(WHAT THE TASK REQUIRES) Each line in the entries below that holds the string "TOTAL" is to be listed.

(DATA PROVIDED)

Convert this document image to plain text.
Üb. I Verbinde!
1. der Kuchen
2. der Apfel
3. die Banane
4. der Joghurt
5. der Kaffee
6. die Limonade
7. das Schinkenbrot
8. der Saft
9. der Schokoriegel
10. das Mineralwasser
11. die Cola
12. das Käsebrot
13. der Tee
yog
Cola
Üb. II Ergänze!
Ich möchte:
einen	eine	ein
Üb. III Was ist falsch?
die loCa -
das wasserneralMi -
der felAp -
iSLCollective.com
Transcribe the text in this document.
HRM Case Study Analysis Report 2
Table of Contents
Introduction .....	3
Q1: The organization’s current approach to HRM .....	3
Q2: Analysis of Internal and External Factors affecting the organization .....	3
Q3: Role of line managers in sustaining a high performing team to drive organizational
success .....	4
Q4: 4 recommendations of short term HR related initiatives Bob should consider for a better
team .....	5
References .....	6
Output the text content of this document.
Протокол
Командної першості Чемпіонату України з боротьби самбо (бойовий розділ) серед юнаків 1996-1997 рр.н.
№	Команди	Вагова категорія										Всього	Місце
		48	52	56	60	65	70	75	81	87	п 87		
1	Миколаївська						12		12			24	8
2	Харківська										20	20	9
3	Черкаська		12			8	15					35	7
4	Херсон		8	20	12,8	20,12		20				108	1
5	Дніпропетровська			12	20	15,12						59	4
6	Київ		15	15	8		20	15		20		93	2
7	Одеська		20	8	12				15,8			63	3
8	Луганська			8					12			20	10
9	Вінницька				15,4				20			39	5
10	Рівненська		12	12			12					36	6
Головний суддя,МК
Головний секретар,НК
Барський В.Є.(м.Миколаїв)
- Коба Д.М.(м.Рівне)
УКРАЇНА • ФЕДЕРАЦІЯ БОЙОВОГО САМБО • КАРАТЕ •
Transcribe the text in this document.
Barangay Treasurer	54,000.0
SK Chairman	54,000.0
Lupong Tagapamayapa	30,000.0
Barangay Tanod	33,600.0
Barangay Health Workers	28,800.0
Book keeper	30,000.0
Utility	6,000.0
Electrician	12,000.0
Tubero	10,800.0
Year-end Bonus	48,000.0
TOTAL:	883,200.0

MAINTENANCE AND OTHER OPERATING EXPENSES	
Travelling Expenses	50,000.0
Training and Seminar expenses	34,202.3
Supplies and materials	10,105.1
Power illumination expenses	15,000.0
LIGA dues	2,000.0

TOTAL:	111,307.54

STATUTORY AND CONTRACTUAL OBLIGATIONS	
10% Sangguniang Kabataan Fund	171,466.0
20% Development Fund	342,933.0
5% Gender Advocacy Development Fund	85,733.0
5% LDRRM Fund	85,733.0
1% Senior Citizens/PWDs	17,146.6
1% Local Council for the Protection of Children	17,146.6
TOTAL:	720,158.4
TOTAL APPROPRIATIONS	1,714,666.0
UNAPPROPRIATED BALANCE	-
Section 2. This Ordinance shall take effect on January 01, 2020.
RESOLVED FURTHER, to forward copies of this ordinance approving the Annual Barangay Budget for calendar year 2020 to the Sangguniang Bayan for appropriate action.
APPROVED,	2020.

(PROBLEM SOLUTION)
TOTAL:	883,200.0
TOTAL:	111,307.54
TOTAL:	720,158.4
TOTAL APPROPRIATIONS	1,714,666.0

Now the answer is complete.